AIM OF THE TASK:
Return the listing below in full, with every line exactly as it is.

DATA FOR THIS TASK:
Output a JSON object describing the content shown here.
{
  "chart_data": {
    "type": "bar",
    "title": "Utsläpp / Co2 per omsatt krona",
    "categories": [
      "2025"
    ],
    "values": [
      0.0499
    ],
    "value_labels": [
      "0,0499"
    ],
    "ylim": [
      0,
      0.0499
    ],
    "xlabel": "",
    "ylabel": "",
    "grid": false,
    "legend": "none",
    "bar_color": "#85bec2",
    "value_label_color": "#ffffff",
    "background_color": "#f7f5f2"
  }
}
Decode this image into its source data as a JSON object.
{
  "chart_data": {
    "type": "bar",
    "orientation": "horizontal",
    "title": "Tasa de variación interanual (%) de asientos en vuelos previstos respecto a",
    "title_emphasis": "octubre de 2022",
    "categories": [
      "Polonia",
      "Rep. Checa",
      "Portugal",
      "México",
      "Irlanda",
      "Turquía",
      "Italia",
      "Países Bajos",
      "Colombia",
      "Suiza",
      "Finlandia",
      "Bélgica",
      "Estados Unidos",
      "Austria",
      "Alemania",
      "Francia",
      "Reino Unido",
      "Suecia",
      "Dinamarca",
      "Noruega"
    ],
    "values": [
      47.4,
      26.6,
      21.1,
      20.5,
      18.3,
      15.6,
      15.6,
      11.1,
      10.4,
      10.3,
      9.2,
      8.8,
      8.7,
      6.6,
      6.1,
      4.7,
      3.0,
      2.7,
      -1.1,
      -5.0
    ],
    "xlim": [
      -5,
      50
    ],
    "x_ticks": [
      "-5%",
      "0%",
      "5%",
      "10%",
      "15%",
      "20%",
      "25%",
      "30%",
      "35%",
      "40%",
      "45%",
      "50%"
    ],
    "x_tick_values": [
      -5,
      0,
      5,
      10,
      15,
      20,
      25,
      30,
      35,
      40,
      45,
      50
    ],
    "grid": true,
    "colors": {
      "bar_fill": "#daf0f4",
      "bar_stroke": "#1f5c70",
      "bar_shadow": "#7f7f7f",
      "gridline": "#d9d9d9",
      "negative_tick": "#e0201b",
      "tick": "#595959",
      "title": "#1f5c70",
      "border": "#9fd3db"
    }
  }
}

SOLUTION TO THE PROBLEM:
Output a JSON object describing the content shown here.
{
  "chart_data": {
    "type": "bar",
    "title": "Utsläpp / Co2 per omsatt krona",
    "categories": [
      "2025"
    ],
    "values": [
      0.0499
    ],
    "value_labels": [
      "0,0499"
    ],
    "ylim": [
      0,
      0.0499
    ],
    "xlabel": "",
    "ylabel": "",
    "grid": false,
    "legend": "none",
    "bar_color": "#85bec2",
    "value_label_color": "#ffffff",
    "background_color": "#f7f5f2"
  }
}
Decode this image into its source data as a JSON object.
{
  "chart_data": {
    "type": "bar",
    "orientation": "horizontal",
    "title": "Tasa de variación interanual (%) de asientos en vuelos previstos respecto a",
    "title_emphasis": "octubre de 2022",
    "categories": [
      "Polonia",
      "Rep. Checa",
      "Portugal",
      "México",
      "Irlanda",
      "Turquía",
      "Italia",
      "Países Bajos",
      "Colombia",
      "Suiza",
      "Finlandia",
      "Bélgica",
      "Estados Unidos",
      "Austria",
      "Alemania",
      "Francia",
      "Reino Unido",
      "Suecia",
      "Dinamarca",
      "Noruega"
    ],
    "values": [
      47.4,
      26.6,
      21.1,
      20.5,
      18.3,
      15.6,
      15.6,
      11.1,
      10.4,
      10.3,
      9.2,
      8.8,
      8.7,
      6.6,
      6.1,
      4.7,
      3.0,
      2.7,
      -1.1,
      -5.0
    ],
    "xlim": [
      -5,
      50
    ],
    "x_ticks": [
      "-5%",
      "0%",
      "5%",
      "10%",
      "15%",
      "20%",
      "25%",
      "30%",
      "35%",
      "40%",
      "45%",
      "50%"
    ],
    "x_tick_values": [
      -5,
      0,
      5,
      10,
      15,
      20,
      25,
      30,
      35,
      40,
      45,
      50
    ],
    "grid": true,
    "colors": {
      "bar_fill": "#daf0f4",
      "bar_stroke": "#1f5c70",
      "bar_shadow": "#7f7f7f",
      "gridline": "#d9d9d9",
      "negative_tick": "#e0201b",
      "tick": "#595959",
      "title": "#1f5c70",
      "border": "#9fd3db"
    }
  }
}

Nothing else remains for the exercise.